**BRIEF:**
Take every line where the string "решение" appears and copy it.

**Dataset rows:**
--------------------
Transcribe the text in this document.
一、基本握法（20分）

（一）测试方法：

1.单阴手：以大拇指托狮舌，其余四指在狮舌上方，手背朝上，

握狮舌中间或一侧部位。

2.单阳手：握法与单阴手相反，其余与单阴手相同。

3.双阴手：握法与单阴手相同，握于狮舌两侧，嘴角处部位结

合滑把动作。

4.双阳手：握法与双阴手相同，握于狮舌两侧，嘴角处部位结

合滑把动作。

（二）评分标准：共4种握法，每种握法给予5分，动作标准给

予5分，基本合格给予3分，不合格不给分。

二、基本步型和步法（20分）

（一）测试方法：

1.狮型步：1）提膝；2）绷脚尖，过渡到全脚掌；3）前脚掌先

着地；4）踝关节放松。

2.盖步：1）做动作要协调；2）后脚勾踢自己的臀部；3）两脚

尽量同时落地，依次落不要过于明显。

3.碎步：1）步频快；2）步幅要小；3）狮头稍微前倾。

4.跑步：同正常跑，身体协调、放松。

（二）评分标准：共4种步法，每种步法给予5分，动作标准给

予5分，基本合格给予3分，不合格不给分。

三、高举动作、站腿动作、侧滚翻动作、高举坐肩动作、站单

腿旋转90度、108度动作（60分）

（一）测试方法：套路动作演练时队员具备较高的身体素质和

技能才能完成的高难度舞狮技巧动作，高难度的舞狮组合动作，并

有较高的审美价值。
--------------------
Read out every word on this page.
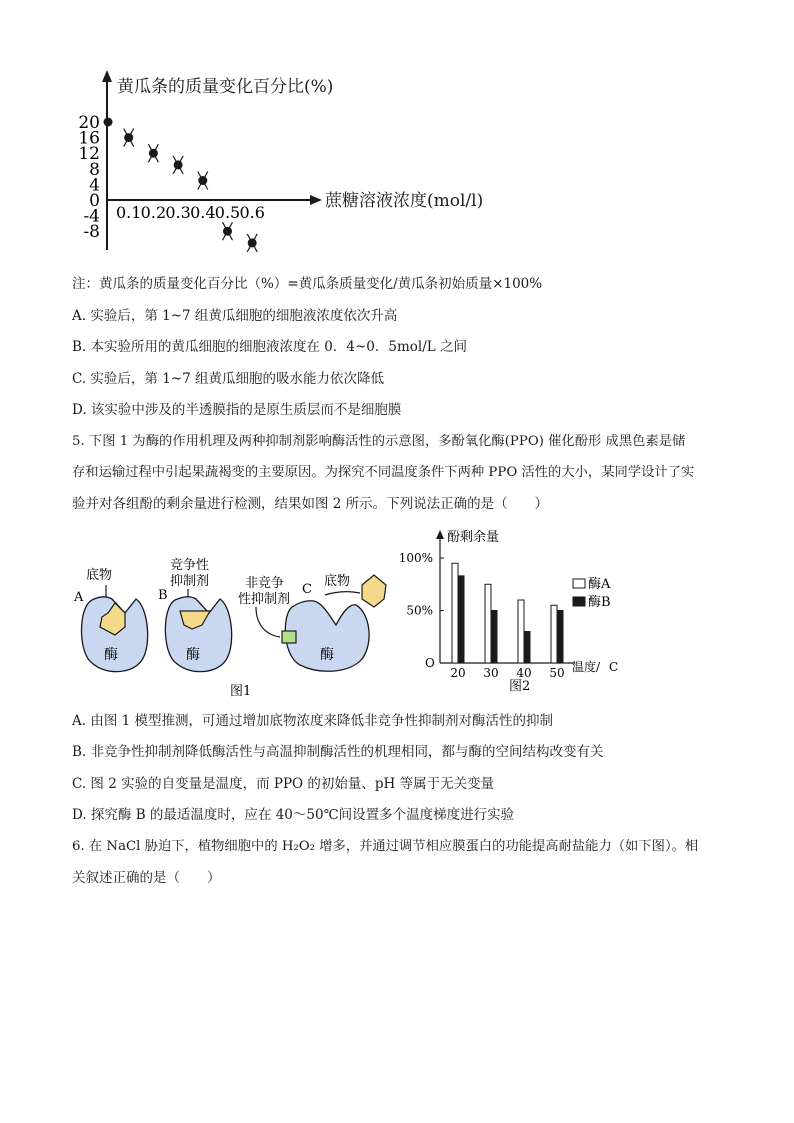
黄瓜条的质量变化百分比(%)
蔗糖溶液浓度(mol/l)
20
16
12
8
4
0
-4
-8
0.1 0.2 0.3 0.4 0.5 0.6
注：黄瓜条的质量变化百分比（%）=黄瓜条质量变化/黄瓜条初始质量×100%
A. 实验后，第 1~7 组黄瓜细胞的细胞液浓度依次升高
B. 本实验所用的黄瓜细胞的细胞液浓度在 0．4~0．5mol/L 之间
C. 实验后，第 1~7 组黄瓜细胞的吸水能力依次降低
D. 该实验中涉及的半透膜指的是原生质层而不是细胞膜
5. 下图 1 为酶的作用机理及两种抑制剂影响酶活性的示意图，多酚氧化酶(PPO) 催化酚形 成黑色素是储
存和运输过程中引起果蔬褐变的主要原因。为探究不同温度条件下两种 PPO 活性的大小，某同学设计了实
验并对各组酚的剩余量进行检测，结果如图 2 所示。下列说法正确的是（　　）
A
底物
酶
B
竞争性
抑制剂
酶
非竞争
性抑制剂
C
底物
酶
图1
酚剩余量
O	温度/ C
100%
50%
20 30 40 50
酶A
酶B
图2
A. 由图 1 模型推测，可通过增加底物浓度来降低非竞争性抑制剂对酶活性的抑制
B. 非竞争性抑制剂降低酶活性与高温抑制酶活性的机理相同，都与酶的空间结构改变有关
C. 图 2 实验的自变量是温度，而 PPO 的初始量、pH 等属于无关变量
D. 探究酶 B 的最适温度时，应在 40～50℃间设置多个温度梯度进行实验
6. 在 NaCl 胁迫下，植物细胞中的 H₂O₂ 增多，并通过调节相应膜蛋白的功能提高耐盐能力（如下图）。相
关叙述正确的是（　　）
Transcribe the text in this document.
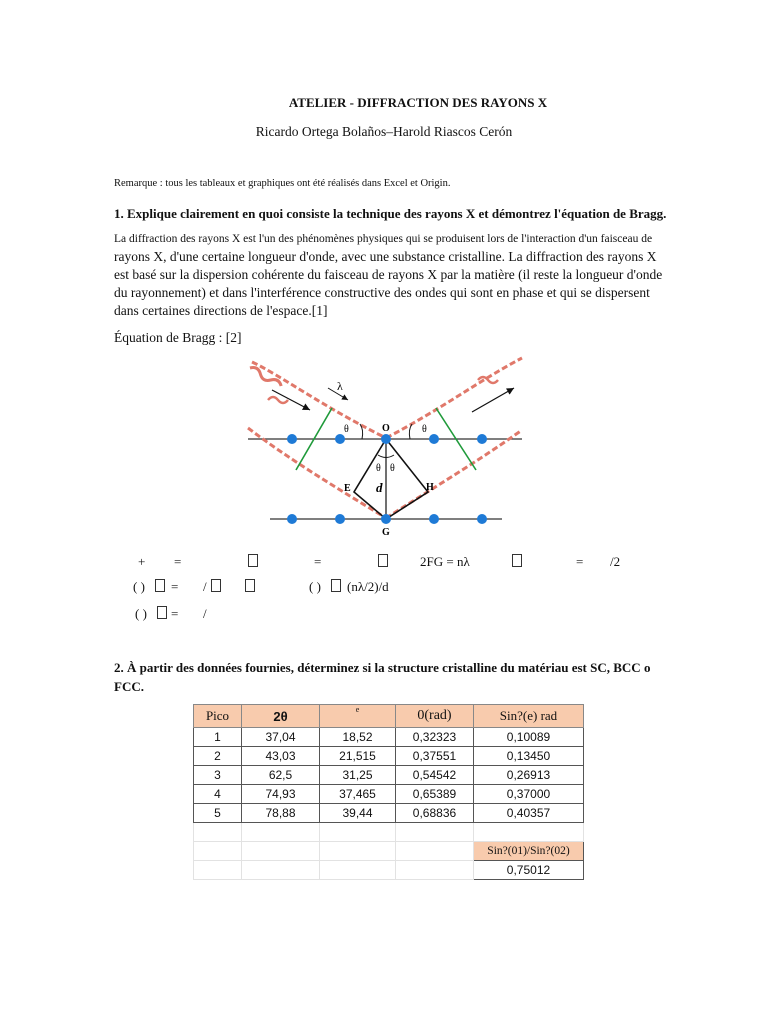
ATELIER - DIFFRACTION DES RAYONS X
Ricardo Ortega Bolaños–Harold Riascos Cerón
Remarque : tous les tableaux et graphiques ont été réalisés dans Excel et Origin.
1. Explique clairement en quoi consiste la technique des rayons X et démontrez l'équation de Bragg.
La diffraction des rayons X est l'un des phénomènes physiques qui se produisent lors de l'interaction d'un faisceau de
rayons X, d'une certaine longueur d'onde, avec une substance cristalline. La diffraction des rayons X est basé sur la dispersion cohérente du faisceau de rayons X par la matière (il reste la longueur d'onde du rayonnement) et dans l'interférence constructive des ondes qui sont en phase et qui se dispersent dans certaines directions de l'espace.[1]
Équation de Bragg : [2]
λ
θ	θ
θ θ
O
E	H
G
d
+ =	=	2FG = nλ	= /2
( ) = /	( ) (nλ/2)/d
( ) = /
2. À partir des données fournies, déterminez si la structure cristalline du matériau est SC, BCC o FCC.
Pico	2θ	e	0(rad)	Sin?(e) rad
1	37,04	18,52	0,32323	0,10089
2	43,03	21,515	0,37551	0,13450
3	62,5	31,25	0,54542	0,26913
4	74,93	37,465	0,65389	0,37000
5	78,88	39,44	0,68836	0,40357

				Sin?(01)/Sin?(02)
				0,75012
--------------------
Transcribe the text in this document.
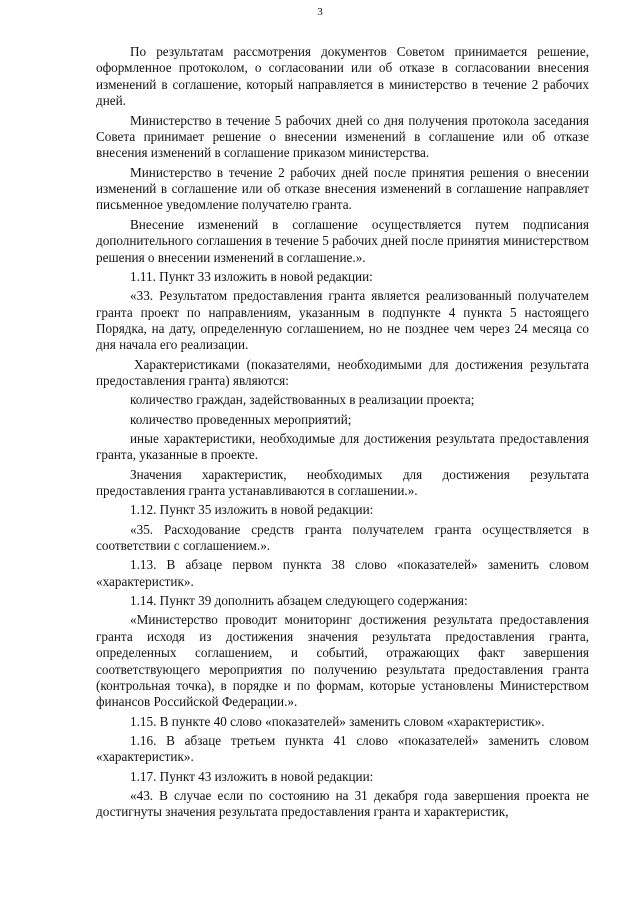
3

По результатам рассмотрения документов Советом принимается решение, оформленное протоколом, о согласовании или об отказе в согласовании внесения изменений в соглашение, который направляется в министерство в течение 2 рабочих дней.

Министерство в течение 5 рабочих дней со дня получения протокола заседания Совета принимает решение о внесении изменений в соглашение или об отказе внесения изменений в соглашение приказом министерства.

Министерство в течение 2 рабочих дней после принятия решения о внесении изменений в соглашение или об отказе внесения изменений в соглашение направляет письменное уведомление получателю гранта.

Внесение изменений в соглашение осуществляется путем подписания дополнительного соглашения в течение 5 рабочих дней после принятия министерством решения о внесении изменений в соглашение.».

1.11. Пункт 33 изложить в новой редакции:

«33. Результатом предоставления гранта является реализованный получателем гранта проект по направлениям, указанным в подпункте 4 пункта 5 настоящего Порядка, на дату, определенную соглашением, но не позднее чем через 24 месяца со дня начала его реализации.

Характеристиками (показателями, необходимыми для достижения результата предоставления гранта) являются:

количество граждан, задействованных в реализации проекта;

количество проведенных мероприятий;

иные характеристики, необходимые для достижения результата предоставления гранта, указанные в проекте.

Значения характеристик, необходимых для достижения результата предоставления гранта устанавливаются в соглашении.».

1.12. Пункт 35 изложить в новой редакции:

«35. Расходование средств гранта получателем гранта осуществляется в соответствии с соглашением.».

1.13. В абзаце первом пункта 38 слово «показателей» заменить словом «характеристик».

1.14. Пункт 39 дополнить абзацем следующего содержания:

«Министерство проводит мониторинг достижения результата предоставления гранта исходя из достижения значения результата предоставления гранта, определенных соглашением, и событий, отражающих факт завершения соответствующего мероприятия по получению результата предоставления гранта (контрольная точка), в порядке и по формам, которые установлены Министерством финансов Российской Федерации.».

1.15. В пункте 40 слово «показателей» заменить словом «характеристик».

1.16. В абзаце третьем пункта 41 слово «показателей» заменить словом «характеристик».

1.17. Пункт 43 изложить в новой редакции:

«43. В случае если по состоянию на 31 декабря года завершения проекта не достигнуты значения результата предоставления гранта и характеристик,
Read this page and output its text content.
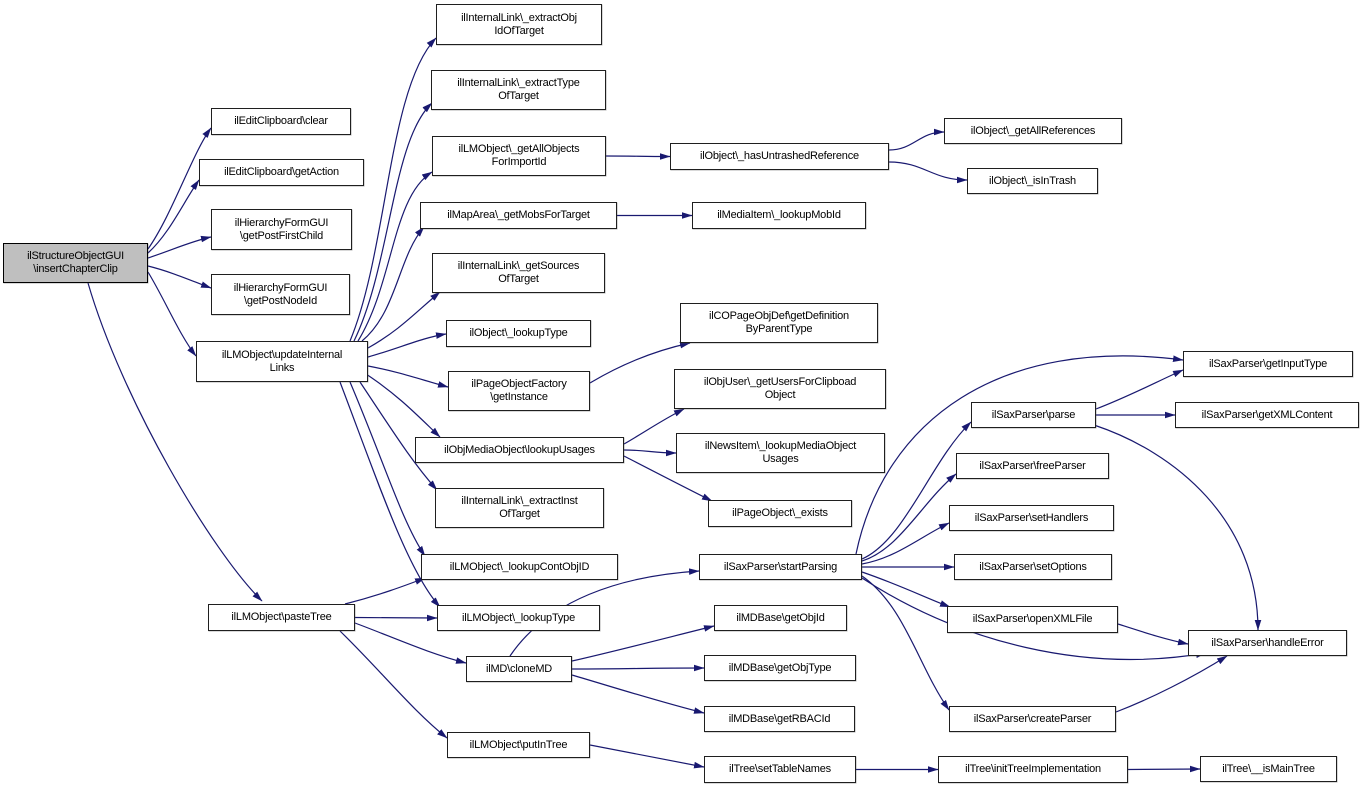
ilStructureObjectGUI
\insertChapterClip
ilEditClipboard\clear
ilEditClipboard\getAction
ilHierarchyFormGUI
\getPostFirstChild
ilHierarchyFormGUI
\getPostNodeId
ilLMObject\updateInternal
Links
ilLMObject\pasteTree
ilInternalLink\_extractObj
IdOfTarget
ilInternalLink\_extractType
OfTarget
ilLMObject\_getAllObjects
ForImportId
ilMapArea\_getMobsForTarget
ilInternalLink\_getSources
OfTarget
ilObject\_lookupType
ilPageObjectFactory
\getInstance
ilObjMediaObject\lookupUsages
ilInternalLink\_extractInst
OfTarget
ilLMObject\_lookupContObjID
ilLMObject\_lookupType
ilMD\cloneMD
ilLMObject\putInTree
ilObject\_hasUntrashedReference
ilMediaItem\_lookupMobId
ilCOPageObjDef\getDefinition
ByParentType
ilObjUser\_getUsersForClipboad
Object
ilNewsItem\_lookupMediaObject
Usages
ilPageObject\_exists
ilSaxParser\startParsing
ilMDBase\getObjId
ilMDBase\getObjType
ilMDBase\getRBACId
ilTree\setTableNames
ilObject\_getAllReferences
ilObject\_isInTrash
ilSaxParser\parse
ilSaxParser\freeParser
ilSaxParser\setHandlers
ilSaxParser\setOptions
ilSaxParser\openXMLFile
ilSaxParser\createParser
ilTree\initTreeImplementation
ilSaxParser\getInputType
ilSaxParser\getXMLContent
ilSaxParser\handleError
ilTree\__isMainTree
--------------------
**THE RESPONSE:**
По результатам рассмотрения документов Советом принимается решение, оформленное протоколом, о согласовании или об отказе в согласовании внесения изменений в соглашение, который направляется в министерство в течение 2 рабочих дней.
Министерство в течение 5 рабочих дней со дня получения протокола заседания Совета принимает решение о внесении изменений в соглашение или об отказе внесения изменений в соглашение приказом министерства.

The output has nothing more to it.